--- start of STORED DATA ---

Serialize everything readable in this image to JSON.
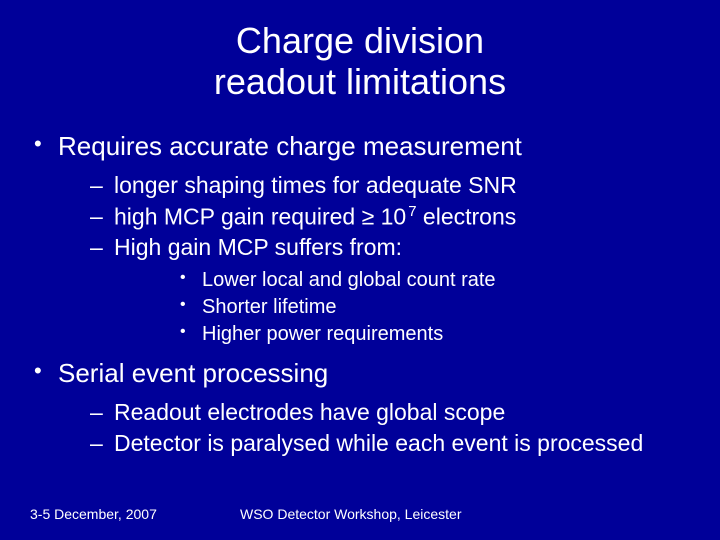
{
  "colors": {
    "background": "#000099",
    "text": "#ffffff"
  },
  "title": {
    "line1": "Charge division",
    "line2": "readout limitations"
  },
  "bullets": [
    {
      "text": "Requires accurate charge measurement",
      "children": [
        {
          "text": "longer shaping times for adequate SNR"
        },
        {
          "text_prefix": "high MCP gain required ≥ 10",
          "superscript": "7",
          "text_suffix": " electrons"
        },
        {
          "text": "High gain MCP suffers from:",
          "children": [
            {
              "text": "Lower local and global count rate"
            },
            {
              "text": "Shorter lifetime"
            },
            {
              "text": "Higher power requirements"
            }
          ]
        }
      ]
    },
    {
      "text": "Serial event processing",
      "children": [
        {
          "text": "Readout electrodes have global scope"
        },
        {
          "text": "Detector is paralysed while each event is processed"
        }
      ]
    }
  ],
  "footer": {
    "date": "3-5 December, 2007",
    "venue": "WSO Detector Workshop, Leicester"
  }
}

--- end of STORED DATA ---

§ **WHAT IS ASKED**
Every entry should be returned exactly as written, minus the pictures.

§ **EXERCISE ANSWER**
Serialize everything readable in this image to JSON.
{
  "colors": {
    "background": "#000099",
    "text": "#ffffff"
  },
  "title": {
    "line1": "Charge division",
    "line2": "readout limitations"
  },
  "bullets": [
    {
      "text": "Requires accurate charge measurement",
      "children": [
        {
          "text": "longer shaping times for adequate SNR"
        },
        {
          "text_prefix": "high MCP gain required ≥ 10",
          "superscript": "7",
          "text_suffix": " electrons"
        },
        {
          "text": "High gain MCP suffers from:",
          "children": [
            {
              "text": "Lower local and global count rate"
            },
            {
              "text": "Shorter lifetime"
            },
            {
              "text": "Higher power requirements"
            }
          ]
        }
      ]
    },
    {
      "text": "Serial event processing",
      "children": [
        {
          "text": "Readout electrodes have global scope"
        },
        {
          "text": "Detector is paralysed while each event is processed"
        }
      ]
    }
  ],
  "footer": {
    "date": "3-5 December, 2007",
    "venue": "WSO Detector Workshop, Leicester"
  }
}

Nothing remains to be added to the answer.